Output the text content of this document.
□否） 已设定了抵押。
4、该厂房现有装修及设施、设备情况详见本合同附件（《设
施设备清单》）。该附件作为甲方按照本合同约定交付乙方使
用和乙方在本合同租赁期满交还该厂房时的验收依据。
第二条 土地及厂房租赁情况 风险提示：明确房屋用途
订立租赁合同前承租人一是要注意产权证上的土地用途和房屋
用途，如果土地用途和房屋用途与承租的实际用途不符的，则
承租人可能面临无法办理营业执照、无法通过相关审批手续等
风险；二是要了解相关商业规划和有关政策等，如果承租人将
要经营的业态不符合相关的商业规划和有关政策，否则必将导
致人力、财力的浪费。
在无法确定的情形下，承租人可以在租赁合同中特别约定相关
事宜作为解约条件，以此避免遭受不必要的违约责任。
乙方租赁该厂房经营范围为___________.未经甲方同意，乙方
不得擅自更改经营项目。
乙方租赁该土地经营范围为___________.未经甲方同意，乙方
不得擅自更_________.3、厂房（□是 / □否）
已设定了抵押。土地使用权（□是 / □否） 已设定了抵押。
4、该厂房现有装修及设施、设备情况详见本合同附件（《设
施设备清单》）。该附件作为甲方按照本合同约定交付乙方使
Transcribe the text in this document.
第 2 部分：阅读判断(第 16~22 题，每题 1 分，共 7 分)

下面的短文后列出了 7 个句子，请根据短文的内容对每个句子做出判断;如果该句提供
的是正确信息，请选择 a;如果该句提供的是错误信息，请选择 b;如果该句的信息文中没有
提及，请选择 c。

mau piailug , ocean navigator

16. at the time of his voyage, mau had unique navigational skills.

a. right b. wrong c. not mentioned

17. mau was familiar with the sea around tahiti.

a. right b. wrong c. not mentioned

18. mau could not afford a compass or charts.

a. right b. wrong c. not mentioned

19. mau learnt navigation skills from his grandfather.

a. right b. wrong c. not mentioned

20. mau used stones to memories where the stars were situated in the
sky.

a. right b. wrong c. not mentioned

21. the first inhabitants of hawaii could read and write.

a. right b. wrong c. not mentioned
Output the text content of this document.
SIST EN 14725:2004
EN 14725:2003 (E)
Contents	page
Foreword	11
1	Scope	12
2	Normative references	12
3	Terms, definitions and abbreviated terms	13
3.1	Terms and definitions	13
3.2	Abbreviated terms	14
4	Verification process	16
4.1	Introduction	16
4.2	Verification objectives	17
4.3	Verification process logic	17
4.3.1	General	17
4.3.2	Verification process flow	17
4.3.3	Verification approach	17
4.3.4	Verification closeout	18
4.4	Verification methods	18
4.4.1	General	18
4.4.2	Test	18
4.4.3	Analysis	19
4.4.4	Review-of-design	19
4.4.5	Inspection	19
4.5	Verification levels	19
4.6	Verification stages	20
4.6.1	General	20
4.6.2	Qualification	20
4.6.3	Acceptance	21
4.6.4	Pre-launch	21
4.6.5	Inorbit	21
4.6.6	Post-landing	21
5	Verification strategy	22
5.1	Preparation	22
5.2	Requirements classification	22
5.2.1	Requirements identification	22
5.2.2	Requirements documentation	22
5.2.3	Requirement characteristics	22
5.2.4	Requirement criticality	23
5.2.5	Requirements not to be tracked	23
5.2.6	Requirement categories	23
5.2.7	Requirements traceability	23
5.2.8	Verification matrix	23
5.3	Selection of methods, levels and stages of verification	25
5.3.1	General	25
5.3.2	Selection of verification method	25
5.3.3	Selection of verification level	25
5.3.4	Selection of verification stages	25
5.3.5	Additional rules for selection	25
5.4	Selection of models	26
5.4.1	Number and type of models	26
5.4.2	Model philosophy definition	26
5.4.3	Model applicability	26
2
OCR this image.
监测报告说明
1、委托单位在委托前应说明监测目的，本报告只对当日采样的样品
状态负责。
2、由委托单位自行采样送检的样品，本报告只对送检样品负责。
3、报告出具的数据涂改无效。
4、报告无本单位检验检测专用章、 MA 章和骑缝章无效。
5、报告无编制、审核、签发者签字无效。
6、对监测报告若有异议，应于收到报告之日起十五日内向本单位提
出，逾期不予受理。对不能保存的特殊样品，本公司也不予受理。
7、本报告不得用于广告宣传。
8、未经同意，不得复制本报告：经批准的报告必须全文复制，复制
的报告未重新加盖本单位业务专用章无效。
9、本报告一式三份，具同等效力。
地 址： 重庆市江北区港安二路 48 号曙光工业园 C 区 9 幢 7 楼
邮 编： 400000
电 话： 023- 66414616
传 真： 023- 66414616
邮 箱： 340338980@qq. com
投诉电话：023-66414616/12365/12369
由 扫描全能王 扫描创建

▸ **Required task**
Show each line of the data that contains the string "未经甲方同意".

▸ **Solved exercise**
乙方租赁该厂房经营范围为___________.未经甲方同意，乙方
乙方租赁该土地经营范围为___________.未经甲方同意，乙方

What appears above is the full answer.